[Saved data entries]
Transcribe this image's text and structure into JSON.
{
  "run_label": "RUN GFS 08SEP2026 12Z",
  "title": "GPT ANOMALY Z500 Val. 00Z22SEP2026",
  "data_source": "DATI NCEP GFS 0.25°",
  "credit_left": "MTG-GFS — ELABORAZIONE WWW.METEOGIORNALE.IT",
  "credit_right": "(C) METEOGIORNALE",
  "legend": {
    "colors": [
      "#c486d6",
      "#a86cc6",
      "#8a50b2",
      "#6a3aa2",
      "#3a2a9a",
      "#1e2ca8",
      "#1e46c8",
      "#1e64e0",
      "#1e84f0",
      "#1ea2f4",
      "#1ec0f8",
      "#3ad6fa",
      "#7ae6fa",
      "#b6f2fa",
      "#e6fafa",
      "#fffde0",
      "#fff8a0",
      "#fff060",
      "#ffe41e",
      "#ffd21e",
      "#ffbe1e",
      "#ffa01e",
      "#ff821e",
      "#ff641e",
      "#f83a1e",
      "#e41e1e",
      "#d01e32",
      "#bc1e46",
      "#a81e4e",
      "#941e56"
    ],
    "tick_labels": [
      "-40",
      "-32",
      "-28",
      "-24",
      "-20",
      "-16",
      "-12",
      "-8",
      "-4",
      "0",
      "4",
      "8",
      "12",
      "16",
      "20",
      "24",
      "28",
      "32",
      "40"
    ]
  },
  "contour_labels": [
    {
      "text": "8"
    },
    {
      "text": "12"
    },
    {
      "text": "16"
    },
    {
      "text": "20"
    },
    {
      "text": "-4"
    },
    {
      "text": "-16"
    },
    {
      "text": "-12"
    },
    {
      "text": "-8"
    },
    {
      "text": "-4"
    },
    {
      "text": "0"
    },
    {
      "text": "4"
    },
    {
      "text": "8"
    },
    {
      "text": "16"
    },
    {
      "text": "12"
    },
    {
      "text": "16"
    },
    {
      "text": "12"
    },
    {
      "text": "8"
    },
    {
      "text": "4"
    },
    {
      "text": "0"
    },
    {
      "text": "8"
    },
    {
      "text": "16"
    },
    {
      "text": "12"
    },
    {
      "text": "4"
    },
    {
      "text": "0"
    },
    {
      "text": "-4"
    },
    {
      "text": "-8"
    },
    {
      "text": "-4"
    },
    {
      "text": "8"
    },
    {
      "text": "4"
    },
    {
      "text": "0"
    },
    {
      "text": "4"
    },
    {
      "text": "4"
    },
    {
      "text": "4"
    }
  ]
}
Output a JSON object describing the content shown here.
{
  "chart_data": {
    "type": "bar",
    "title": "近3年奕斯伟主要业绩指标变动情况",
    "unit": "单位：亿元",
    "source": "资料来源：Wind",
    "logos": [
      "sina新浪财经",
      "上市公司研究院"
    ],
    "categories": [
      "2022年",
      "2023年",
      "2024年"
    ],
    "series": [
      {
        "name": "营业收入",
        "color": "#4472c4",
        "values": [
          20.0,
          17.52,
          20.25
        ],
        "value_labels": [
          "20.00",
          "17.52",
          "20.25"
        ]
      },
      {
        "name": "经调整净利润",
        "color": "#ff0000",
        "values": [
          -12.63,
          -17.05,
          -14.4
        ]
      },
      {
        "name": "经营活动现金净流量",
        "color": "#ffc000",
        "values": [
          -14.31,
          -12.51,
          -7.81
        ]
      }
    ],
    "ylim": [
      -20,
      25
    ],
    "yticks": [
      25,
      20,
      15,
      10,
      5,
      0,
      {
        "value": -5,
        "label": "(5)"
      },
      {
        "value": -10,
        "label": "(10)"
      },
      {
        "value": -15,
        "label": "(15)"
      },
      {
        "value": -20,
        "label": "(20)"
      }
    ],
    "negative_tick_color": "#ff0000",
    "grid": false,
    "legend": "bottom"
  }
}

What you should do
Collect the complete line wherever the string "METEOGIORNALE" appears in the records.

Answer below
  "credit_left": "MTG-GFS — ELABORAZIONE WWW.METEOGIORNALE.IT",
  "credit_right": "(C) METEOGIORNALE",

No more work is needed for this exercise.